━━ MATERIAL SUPPLIED ━━

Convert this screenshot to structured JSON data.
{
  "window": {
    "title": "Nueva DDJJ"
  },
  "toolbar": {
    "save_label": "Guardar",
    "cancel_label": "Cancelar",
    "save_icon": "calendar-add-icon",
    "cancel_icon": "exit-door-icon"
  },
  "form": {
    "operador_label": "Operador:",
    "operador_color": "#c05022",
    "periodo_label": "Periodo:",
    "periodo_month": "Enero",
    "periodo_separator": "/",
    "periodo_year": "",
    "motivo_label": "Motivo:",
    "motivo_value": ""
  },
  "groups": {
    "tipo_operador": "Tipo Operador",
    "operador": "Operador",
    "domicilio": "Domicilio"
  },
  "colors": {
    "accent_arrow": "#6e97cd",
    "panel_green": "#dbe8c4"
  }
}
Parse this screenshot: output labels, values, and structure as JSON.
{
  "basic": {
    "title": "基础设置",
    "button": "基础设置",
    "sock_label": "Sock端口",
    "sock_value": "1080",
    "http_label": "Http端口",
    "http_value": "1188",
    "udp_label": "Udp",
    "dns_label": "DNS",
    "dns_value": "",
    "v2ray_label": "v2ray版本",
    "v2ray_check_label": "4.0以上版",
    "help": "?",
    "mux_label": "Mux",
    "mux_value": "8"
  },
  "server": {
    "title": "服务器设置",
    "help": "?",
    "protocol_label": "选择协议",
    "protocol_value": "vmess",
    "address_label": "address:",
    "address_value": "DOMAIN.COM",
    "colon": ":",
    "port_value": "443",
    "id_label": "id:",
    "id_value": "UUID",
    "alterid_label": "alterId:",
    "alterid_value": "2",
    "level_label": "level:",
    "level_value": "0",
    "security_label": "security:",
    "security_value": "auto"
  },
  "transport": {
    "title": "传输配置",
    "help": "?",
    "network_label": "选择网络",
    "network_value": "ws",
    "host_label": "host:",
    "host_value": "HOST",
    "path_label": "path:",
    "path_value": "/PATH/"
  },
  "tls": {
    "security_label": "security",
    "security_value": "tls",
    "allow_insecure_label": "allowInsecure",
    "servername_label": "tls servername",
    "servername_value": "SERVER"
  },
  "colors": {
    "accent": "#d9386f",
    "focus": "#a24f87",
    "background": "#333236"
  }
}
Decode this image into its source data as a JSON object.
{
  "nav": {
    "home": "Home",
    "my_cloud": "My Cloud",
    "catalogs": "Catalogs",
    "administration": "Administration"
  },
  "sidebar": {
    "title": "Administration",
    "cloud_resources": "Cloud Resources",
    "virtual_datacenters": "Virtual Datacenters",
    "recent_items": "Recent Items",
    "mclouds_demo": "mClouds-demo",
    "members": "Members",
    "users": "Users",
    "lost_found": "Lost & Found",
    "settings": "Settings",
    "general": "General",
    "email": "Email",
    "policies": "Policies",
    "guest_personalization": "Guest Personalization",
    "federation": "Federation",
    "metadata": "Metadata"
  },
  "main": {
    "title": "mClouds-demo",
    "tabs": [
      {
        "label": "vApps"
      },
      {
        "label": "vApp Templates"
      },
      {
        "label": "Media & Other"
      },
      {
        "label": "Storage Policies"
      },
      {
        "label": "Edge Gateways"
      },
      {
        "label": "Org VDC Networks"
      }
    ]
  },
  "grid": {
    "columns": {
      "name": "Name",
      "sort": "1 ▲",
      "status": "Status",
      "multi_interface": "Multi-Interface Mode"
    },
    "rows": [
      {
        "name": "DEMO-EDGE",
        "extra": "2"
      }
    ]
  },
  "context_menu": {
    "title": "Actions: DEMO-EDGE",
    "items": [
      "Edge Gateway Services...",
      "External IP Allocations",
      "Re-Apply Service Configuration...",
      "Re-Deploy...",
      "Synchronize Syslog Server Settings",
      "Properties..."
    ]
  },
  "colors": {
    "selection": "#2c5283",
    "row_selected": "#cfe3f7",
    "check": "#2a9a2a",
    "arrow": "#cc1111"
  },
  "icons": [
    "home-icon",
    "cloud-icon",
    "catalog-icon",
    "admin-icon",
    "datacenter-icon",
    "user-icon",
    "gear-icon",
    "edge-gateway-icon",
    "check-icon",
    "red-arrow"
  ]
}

━━━

EXERCISE INSTRUCTIONS
All of the entries above must be quoted exactly.

OUTPUT OF THE EXERCISE
Convert this screenshot to structured JSON data.
{
  "window": {
    "title": "Nueva DDJJ"
  },
  "toolbar": {
    "save_label": "Guardar",
    "cancel_label": "Cancelar",
    "save_icon": "calendar-add-icon",
    "cancel_icon": "exit-door-icon"
  },
  "form": {
    "operador_label": "Operador:",
    "operador_color": "#c05022",
    "periodo_label": "Periodo:",
    "periodo_month": "Enero",
    "periodo_separator": "/",
    "periodo_year": "",
    "motivo_label": "Motivo:",
    "motivo_value": ""
  },
  "groups": {
    "tipo_operador": "Tipo Operador",
    "operador": "Operador",
    "domicilio": "Domicilio"
  },
  "colors": {
    "accent_arrow": "#6e97cd",
    "panel_green": "#dbe8c4"
  }
}
Parse this screenshot: output labels, values, and structure as JSON.
{
  "basic": {
    "title": "基础设置",
    "button": "基础设置",
    "sock_label": "Sock端口",
    "sock_value": "1080",
    "http_label": "Http端口",
    "http_value": "1188",
    "udp_label": "Udp",
    "dns_label": "DNS",
    "dns_value": "",
    "v2ray_label": "v2ray版本",
    "v2ray_check_label": "4.0以上版",
    "help": "?",
    "mux_label": "Mux",
    "mux_value": "8"
  },
  "server": {
    "title": "服务器设置",
    "help": "?",
    "protocol_label": "选择协议",
    "protocol_value": "vmess",
    "address_label": "address:",
    "address_value": "DOMAIN.COM",
    "colon": ":",
    "port_value": "443",
    "id_label": "id:",
    "id_value": "UUID",
    "alterid_label": "alterId:",
    "alterid_value": "2",
    "level_label": "level:",
    "level_value": "0",
    "security_label": "security:",
    "security_value": "auto"
  },
  "transport": {
    "title": "传输配置",
    "help": "?",
    "network_label": "选择网络",
    "network_value": "ws",
    "host_label": "host:",
    "host_value": "HOST",
    "path_label": "path:",
    "path_value": "/PATH/"
  },
  "tls": {
    "security_label": "security",
    "security_value": "tls",
    "allow_insecure_label": "allowInsecure",
    "servername_label": "tls servername",
    "servername_value": "SERVER"
  },
  "colors": {
    "accent": "#d9386f",
    "focus": "#a24f87",
    "background": "#333236"
  }
}
Decode this image into its source data as a JSON object.
{
  "nav": {
    "home": "Home",
    "my_cloud": "My Cloud",
    "catalogs": "Catalogs",
    "administration": "Administration"
  },
  "sidebar": {
    "title": "Administration",
    "cloud_resources": "Cloud Resources",
    "virtual_datacenters": "Virtual Datacenters",
    "recent_items": "Recent Items",
    "mclouds_demo": "mClouds-demo",
    "members": "Members",
    "users": "Users",
    "lost_found": "Lost & Found",
    "settings": "Settings",
    "general": "General",
    "email": "Email",
    "policies": "Policies",
    "guest_personalization": "Guest Personalization",
    "federation": "Federation",
    "metadata": "Metadata"
  },
  "main": {
    "title": "mClouds-demo",
    "tabs": [
      {
        "label": "vApps"
      },
      {
        "label": "vApp Templates"
      },
      {
        "label": "Media & Other"
      },
      {
        "label": "Storage Policies"
      },
      {
        "label": "Edge Gateways"
      },
      {
        "label": "Org VDC Networks"
      }
    ]
  },
  "grid": {
    "columns": {
      "name": "Name",
      "sort": "1 ▲",
      "status": "Status",
      "multi_interface": "Multi-Interface Mode"
    },
    "rows": [
      {
        "name": "DEMO-EDGE",
        "extra": "2"
      }
    ]
  },
  "context_menu": {
    "title": "Actions: DEMO-EDGE",
    "items": [
      "Edge Gateway Services...",
      "External IP Allocations",
      "Re-Apply Service Configuration...",
      "Re-Deploy...",
      "Synchronize Syslog Server Settings",
      "Properties..."
    ]
  },
  "colors": {
    "selection": "#2c5283",
    "row_selected": "#cfe3f7",
    "check": "#2a9a2a",
    "arrow": "#cc1111"
  },
  "icons": [
    "home-icon",
    "cloud-icon",
    "catalog-icon",
    "admin-icon",
    "datacenter-icon",
    "user-icon",
    "gear-icon",
    "edge-gateway-icon",
    "check-icon",
    "red-arrow"
  ]
}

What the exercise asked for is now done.